- **Aim**: Locate every line in the records below that holds the word "weekday" and return each one.

(Dataset rows about figures)
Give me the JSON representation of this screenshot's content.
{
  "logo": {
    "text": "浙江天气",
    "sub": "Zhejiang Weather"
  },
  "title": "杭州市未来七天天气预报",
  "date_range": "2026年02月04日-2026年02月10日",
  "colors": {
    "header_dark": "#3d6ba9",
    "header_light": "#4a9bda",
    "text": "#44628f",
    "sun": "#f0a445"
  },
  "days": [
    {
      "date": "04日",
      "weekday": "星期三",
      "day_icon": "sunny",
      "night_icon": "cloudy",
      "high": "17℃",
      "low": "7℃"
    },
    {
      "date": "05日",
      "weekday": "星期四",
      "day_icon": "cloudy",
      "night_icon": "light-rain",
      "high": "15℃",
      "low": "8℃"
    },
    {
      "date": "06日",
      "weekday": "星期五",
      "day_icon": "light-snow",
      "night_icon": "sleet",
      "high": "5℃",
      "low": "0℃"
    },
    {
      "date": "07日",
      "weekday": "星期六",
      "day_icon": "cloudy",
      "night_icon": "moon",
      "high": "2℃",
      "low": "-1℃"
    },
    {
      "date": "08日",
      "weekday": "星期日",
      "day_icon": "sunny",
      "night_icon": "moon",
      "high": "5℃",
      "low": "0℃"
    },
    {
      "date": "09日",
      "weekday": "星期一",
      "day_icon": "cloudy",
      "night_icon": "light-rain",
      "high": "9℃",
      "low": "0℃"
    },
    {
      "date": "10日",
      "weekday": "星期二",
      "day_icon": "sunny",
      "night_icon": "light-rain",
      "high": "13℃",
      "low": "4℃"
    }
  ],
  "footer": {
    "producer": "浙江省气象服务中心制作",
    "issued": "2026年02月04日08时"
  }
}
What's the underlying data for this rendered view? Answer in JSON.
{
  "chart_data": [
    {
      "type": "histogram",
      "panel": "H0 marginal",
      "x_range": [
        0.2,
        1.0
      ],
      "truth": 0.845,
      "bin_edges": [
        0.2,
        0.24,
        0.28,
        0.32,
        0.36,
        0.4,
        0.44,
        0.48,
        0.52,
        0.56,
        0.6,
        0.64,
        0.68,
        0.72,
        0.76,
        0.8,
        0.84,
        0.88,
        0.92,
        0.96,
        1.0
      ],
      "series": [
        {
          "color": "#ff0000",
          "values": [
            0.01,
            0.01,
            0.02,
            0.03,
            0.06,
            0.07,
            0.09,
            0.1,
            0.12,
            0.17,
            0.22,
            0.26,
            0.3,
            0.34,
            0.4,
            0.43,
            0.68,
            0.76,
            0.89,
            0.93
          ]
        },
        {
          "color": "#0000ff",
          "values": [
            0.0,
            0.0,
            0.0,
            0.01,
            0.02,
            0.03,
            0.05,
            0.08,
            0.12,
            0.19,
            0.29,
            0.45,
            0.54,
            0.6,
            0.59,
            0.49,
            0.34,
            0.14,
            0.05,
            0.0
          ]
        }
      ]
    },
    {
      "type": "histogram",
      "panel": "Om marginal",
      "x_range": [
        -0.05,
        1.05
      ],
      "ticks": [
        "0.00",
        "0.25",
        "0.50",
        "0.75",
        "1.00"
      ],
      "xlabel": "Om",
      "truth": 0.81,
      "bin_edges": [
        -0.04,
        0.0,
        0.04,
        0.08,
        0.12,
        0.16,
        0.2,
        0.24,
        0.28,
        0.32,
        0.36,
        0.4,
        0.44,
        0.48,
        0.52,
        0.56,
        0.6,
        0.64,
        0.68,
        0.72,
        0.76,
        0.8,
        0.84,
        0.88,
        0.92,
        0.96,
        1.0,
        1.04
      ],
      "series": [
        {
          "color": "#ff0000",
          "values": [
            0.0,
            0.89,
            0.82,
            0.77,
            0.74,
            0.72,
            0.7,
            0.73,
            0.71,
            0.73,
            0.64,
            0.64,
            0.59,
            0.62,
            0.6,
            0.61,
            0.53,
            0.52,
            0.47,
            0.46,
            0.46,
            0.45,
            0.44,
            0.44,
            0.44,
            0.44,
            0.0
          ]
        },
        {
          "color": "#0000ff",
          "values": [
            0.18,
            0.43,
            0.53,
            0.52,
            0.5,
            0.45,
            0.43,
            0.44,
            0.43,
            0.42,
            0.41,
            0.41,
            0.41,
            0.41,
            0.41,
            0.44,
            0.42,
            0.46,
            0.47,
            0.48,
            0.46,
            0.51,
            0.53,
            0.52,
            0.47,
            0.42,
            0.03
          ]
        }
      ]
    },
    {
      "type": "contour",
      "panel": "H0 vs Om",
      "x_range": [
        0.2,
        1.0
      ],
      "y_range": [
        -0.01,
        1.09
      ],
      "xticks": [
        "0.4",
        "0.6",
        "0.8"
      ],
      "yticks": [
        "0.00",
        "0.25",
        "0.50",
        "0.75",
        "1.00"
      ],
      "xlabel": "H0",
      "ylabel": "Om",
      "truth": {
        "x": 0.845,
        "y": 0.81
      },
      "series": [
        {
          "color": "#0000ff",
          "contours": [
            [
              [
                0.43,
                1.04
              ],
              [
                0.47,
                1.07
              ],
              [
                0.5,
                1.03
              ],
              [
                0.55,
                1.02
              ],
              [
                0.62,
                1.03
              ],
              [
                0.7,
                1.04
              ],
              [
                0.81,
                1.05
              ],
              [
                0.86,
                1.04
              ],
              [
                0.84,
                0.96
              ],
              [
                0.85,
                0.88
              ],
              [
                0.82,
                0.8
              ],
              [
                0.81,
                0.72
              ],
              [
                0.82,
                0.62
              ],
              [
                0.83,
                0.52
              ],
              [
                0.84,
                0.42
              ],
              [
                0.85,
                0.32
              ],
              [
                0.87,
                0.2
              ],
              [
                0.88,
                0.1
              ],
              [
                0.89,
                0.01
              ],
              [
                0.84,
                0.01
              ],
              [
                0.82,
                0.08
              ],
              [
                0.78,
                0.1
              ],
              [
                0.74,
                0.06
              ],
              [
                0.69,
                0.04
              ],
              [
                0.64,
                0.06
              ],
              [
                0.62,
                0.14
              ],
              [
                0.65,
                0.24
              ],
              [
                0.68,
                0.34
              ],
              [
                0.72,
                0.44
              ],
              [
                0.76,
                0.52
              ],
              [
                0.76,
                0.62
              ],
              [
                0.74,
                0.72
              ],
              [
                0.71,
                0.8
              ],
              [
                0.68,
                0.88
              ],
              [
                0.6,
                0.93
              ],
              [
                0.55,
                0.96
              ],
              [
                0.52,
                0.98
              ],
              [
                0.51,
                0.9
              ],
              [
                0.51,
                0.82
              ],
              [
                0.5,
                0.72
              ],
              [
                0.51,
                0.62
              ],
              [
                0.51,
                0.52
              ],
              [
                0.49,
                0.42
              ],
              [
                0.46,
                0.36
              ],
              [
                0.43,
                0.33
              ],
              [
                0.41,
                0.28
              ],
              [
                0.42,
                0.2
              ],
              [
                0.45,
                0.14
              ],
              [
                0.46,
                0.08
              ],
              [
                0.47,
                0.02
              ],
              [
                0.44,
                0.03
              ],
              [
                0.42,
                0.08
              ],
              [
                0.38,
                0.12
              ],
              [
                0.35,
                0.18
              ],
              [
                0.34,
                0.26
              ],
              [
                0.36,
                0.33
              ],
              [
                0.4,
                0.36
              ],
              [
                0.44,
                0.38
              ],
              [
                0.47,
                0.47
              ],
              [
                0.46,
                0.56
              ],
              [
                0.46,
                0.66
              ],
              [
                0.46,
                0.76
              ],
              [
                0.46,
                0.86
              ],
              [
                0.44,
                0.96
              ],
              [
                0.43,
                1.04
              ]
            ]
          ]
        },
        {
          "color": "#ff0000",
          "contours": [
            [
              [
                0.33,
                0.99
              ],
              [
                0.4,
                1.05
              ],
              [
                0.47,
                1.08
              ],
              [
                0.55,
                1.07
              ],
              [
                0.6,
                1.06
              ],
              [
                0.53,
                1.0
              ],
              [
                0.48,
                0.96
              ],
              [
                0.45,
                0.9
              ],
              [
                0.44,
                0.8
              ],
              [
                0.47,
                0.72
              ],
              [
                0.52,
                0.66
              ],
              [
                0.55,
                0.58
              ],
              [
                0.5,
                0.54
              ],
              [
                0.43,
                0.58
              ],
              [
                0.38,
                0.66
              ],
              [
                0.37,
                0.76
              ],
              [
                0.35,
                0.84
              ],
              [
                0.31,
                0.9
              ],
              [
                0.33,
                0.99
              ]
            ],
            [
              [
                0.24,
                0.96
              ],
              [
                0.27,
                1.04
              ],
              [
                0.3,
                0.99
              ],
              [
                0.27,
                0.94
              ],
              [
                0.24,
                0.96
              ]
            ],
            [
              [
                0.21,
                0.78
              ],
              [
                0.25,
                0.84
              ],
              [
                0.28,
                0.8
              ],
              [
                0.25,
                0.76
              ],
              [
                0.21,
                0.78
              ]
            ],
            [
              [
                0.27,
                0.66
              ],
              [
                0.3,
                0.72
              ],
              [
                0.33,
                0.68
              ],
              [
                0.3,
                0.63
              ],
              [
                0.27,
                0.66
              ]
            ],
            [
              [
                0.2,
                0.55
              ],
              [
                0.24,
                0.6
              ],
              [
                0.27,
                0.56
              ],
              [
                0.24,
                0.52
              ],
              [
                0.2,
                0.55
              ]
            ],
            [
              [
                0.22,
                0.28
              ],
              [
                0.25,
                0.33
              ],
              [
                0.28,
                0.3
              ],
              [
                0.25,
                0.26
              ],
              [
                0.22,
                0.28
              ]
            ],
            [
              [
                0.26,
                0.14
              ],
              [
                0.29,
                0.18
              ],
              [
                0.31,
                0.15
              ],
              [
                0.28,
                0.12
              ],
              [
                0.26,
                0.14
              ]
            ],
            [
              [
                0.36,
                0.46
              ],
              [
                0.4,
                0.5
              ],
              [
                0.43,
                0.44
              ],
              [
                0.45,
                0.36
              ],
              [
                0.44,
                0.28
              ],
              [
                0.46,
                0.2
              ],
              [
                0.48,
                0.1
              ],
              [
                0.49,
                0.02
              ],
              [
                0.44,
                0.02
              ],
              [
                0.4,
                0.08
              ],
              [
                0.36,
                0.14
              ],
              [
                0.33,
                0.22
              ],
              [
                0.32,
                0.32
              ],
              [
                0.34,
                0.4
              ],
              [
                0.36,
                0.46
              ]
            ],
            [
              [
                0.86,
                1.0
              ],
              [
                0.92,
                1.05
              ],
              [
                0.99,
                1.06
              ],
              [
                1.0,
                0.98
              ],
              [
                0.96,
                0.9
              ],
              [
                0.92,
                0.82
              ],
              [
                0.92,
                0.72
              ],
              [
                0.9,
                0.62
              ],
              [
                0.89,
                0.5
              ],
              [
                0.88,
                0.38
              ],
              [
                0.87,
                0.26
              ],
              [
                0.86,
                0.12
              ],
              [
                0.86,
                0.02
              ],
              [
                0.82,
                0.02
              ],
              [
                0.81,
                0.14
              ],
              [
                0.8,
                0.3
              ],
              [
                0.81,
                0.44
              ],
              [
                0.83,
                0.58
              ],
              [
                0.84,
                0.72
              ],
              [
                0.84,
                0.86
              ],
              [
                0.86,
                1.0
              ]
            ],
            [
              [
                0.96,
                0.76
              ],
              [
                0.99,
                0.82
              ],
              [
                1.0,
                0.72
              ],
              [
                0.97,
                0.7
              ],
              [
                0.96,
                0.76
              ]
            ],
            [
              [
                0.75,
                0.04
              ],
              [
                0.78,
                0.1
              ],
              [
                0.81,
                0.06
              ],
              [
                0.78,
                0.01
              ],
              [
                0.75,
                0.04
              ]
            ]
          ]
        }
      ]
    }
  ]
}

- **Finished exercise**:
      "weekday": "星期三",
      "weekday": "星期四",
      "weekday": "星期五",
      "weekday": "星期六",
      "weekday": "星期日",
      "weekday": "星期一",
      "weekday": "星期二",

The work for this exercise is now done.